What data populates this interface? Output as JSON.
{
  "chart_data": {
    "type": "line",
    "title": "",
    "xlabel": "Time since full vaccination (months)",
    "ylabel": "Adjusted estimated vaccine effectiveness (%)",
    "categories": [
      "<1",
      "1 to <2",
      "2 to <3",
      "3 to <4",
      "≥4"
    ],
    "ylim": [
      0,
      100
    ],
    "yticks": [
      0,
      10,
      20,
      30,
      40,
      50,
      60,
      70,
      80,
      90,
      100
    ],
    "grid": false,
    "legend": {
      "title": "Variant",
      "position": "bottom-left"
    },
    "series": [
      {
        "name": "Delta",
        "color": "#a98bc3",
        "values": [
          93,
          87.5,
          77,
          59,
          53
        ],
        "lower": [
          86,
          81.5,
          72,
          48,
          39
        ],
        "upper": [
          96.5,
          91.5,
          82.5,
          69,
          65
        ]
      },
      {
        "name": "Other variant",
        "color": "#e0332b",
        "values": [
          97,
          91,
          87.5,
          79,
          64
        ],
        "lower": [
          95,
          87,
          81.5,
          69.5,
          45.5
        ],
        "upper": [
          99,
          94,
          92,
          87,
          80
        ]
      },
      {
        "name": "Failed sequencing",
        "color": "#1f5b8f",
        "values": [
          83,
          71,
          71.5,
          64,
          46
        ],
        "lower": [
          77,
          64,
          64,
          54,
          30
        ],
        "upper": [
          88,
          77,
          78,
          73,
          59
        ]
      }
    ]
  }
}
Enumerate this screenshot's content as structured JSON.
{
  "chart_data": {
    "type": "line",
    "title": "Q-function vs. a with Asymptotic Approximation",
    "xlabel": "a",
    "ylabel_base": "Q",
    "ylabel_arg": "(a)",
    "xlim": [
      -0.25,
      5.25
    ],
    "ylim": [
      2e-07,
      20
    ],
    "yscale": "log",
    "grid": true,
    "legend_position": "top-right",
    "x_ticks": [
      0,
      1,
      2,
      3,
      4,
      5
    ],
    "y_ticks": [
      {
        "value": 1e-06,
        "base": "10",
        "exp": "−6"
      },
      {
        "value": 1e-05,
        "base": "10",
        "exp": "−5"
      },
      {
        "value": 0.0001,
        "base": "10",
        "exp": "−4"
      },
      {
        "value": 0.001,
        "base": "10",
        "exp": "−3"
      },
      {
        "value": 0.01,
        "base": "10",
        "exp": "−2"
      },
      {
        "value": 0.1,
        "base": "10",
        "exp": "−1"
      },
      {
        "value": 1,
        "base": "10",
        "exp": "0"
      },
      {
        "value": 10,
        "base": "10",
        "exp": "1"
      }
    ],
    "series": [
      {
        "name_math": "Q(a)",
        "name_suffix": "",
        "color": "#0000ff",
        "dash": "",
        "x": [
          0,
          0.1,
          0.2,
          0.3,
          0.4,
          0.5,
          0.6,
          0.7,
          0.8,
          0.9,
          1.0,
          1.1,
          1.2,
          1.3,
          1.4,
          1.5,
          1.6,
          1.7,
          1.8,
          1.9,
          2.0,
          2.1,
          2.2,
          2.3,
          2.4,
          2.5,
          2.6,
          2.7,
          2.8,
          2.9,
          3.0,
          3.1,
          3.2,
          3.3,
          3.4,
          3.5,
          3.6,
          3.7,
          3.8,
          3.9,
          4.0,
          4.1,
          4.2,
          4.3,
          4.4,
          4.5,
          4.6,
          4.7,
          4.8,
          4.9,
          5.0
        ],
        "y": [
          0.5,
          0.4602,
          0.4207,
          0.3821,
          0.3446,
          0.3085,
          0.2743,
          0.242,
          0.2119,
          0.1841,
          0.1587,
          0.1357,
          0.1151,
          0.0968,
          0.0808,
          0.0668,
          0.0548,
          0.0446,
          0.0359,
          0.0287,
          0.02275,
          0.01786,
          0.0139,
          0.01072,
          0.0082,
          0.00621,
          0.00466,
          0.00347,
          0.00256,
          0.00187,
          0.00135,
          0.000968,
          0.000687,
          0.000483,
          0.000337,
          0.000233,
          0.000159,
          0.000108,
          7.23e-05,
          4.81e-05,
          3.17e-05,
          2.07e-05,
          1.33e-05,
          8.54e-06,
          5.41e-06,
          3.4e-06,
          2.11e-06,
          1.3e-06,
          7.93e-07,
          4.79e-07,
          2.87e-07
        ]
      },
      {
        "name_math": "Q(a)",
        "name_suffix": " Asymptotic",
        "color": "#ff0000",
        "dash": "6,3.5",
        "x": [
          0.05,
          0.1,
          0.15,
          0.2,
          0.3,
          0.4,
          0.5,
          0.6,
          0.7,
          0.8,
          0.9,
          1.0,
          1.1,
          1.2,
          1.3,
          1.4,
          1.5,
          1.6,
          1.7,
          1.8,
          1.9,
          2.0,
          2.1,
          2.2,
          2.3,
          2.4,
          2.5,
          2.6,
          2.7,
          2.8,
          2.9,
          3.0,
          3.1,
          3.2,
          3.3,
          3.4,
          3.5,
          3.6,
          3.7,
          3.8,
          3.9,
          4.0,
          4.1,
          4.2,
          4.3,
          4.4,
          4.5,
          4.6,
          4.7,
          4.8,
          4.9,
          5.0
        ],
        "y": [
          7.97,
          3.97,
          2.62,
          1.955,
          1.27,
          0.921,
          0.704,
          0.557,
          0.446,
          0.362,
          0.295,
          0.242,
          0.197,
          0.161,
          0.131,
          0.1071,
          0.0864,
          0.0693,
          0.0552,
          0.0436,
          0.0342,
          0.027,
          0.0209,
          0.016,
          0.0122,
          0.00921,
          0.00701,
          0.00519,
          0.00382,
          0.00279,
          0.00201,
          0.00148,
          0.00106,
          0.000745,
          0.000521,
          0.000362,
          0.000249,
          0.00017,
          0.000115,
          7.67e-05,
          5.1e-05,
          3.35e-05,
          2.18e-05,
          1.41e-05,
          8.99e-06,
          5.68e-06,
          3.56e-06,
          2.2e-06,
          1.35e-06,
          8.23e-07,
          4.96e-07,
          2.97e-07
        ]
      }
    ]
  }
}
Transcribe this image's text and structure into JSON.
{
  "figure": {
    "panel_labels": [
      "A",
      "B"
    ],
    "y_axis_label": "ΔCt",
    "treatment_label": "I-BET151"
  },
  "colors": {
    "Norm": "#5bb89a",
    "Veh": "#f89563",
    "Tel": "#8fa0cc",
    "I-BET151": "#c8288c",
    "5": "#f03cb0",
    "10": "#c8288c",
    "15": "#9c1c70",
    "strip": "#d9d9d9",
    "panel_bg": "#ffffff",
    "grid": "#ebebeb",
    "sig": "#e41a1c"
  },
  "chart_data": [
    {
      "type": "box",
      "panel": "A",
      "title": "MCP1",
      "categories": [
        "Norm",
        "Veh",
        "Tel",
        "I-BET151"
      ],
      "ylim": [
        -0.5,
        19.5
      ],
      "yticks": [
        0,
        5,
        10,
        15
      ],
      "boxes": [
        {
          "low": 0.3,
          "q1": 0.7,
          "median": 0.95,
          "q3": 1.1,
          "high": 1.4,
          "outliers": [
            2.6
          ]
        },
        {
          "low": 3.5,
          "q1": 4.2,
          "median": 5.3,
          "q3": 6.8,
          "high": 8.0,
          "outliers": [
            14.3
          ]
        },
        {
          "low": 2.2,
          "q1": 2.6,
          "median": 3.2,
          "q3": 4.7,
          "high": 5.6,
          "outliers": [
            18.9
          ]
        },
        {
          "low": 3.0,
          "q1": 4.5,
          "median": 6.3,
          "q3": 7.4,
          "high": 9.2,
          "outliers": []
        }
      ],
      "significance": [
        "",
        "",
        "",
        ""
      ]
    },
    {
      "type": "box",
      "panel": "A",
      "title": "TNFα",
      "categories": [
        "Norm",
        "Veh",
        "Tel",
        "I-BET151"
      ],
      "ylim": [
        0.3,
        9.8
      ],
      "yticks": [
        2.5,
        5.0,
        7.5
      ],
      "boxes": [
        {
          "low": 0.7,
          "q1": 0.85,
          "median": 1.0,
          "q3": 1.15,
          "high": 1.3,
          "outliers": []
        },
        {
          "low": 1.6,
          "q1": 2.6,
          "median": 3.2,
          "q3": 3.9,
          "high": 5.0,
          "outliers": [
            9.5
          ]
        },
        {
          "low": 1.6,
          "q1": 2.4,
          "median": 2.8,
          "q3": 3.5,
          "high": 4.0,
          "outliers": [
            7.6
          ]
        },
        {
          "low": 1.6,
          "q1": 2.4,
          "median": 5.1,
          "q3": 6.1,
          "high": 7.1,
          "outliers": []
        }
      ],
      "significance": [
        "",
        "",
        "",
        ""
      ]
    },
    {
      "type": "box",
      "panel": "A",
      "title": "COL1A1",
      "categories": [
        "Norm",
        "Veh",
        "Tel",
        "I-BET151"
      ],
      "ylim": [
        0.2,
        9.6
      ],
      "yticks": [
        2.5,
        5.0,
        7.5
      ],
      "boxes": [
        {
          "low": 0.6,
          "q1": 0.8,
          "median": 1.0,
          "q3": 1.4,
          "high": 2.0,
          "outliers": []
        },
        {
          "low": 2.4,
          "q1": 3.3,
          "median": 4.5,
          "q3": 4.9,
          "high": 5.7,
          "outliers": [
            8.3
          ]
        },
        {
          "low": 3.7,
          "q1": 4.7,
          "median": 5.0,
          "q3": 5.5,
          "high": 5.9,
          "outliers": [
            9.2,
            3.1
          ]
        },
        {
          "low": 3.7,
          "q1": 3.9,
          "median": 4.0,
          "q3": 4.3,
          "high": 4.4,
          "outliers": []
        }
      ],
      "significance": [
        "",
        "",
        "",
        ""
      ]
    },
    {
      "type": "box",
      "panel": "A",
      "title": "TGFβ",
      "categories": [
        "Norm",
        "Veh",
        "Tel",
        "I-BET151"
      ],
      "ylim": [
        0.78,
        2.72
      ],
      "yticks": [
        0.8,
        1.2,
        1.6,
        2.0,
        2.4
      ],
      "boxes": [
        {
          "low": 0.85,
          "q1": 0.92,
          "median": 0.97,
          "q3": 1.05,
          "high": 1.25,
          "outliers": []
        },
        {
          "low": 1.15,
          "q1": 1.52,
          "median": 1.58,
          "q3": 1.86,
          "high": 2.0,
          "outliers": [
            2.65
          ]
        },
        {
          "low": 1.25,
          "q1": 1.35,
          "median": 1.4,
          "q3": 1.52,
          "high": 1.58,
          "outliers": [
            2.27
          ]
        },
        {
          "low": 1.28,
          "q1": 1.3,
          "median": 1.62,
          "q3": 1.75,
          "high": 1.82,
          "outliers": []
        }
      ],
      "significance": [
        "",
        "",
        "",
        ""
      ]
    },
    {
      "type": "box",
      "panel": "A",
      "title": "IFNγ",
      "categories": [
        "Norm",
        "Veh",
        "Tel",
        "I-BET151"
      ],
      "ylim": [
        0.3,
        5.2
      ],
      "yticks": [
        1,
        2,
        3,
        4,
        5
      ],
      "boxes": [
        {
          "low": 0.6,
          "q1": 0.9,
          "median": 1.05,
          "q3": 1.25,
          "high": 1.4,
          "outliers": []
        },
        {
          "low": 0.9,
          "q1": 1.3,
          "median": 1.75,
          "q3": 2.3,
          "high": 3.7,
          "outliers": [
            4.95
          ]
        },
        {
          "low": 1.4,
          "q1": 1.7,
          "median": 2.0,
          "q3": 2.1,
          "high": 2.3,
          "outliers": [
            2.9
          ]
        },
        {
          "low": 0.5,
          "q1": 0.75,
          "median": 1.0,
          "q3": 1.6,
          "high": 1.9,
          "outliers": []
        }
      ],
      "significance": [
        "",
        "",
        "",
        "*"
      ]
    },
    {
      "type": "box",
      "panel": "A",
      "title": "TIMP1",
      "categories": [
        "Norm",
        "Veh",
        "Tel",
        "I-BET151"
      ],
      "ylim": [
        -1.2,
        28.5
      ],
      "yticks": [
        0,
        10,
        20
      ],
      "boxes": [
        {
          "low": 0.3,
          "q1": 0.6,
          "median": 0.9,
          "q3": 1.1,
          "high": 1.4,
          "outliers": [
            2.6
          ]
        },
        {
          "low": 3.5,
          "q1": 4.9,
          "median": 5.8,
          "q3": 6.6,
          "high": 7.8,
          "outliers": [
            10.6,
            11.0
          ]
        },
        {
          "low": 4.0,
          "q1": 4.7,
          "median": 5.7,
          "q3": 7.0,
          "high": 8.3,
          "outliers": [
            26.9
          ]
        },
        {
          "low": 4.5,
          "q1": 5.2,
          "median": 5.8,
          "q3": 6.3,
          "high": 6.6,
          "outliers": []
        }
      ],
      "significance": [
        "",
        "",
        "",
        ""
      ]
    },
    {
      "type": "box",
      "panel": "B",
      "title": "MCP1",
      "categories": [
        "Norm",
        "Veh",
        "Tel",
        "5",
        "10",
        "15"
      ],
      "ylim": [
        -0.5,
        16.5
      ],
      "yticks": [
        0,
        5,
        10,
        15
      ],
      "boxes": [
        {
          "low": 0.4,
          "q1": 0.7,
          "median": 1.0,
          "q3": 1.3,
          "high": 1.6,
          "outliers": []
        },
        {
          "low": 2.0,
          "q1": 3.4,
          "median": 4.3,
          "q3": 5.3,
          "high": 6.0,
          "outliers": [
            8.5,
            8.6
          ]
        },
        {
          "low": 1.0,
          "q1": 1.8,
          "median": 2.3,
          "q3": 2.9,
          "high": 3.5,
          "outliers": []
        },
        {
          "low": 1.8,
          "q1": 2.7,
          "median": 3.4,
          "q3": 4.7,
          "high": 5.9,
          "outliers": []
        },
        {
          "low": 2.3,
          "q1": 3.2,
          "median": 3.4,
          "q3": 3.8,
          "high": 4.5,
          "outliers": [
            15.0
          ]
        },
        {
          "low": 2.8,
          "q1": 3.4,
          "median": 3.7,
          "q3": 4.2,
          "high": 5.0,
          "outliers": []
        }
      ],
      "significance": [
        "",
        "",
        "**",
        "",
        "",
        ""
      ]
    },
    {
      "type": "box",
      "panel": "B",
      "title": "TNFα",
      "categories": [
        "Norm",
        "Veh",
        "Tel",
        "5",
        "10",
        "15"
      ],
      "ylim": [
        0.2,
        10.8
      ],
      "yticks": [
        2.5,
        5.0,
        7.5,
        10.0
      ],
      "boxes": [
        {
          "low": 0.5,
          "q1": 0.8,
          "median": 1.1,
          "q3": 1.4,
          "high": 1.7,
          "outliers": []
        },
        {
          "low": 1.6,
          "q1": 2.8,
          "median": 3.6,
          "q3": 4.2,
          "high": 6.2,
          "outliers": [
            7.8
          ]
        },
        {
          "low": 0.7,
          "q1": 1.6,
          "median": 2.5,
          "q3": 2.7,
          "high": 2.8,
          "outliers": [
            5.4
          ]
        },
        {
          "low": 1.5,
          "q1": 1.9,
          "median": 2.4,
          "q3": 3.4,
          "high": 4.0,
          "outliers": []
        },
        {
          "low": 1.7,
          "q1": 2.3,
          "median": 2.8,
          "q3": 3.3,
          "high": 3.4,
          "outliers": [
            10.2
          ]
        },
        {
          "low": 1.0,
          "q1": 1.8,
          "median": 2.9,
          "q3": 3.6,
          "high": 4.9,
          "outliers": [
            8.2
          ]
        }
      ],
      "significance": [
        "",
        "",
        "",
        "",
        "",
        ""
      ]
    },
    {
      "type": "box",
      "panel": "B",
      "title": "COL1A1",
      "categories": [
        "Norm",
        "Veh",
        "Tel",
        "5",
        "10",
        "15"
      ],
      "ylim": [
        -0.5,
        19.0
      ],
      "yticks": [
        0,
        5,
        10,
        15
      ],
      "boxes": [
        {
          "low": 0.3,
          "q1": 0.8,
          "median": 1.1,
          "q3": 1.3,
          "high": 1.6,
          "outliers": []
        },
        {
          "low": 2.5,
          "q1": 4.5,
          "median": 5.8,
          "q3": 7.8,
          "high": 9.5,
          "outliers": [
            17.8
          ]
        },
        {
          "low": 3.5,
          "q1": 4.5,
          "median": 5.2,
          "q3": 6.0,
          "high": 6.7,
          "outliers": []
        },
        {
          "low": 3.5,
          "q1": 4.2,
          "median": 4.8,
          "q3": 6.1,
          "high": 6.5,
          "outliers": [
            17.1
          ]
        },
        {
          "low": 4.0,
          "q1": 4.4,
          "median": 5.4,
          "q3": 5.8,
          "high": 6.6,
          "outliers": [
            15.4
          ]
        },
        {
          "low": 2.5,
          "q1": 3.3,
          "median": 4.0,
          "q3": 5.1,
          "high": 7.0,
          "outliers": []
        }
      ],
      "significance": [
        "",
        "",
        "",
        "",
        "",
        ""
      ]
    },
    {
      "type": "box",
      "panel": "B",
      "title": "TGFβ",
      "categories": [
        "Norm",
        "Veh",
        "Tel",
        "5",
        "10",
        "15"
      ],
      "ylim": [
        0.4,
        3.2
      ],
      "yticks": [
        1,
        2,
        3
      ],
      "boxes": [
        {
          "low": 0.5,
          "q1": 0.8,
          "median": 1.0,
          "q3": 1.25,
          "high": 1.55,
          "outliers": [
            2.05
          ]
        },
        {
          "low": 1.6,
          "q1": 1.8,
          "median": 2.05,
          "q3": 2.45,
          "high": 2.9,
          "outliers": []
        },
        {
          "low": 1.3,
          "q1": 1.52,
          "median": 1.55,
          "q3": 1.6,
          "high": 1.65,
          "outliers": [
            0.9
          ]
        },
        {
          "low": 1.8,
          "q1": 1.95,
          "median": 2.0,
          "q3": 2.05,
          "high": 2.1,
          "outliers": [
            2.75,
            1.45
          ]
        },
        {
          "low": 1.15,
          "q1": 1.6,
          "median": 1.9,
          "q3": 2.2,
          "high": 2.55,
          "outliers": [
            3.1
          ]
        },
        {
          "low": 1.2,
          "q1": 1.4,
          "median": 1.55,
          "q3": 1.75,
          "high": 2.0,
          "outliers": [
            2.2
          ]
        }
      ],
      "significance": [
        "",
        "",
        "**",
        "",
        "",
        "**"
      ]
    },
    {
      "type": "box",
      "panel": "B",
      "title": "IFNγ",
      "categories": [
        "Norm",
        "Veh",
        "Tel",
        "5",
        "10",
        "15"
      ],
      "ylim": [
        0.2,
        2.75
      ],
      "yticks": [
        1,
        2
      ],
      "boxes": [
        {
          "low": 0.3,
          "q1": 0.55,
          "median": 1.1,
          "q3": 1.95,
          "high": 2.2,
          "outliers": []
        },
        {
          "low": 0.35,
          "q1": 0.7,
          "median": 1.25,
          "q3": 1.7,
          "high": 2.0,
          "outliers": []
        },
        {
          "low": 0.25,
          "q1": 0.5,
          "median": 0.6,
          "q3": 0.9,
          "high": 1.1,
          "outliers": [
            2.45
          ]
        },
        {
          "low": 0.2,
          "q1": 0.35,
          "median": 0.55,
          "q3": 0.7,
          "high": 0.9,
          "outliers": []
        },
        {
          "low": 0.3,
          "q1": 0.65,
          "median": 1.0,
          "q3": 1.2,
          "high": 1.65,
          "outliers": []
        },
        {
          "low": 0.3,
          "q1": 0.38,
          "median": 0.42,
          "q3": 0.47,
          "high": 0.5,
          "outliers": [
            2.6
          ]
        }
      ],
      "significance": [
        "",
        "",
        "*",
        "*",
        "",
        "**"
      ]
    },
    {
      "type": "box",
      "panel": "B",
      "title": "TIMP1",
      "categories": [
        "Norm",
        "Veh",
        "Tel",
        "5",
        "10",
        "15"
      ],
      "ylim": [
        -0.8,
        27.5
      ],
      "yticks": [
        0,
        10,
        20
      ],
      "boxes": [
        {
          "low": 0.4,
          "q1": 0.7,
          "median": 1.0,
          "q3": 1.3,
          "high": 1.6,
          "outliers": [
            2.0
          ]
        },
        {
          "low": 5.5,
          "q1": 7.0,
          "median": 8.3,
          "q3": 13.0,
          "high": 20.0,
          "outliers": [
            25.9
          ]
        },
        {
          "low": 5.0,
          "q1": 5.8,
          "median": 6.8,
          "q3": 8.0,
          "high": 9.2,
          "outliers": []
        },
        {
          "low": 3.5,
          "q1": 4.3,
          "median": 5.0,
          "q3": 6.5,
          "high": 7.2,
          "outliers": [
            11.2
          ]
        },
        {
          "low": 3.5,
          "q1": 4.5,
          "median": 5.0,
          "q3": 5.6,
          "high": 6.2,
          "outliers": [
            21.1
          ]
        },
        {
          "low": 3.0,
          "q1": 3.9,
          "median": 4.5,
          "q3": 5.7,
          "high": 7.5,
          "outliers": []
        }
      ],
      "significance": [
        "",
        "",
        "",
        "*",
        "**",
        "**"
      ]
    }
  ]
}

..............................

State, as a bare number, how many lines of the listing hold the word "JSON".

3